▸ Required task:
Where a line in the listing contains the string "Строительство", copy that line out.

[Excerpt from a dataset]
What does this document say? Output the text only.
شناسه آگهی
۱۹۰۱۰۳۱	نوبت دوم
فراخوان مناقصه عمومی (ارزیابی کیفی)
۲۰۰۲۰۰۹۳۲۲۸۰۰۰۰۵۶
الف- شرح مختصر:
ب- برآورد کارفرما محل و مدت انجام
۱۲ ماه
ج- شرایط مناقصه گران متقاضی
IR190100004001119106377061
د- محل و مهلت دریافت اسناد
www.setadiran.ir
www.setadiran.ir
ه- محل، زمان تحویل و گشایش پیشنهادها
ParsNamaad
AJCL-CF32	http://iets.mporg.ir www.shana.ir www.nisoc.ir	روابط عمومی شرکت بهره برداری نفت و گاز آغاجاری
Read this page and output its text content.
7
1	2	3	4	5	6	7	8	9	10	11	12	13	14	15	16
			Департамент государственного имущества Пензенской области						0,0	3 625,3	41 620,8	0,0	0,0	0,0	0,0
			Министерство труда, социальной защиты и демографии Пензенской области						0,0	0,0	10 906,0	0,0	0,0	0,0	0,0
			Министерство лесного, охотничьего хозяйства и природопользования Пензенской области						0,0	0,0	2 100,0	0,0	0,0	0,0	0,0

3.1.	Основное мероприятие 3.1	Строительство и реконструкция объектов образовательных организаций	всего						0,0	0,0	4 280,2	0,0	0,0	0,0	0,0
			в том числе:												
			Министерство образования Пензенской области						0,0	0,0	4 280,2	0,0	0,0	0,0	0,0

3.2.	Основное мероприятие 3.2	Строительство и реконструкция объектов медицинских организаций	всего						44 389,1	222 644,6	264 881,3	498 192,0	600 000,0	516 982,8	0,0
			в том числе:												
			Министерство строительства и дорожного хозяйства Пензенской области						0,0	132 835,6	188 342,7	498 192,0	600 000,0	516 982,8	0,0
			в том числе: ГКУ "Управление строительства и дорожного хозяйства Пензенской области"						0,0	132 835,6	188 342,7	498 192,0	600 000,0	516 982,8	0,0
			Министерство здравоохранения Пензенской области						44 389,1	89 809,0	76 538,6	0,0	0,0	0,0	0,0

▸ Correct output:
3.1.	Основное мероприятие 3.1	Строительство и реконструкция объектов образовательных организаций	всего						0,0	0,0	4 280,2	0,0	0,0	0,0	0,0
3.2.	Основное мероприятие 3.2	Строительство и реконструкция объектов медицинских организаций	всего						44 389,1	222 644,6	264 881,3	498 192,0	600 000,0	516 982,8	0,0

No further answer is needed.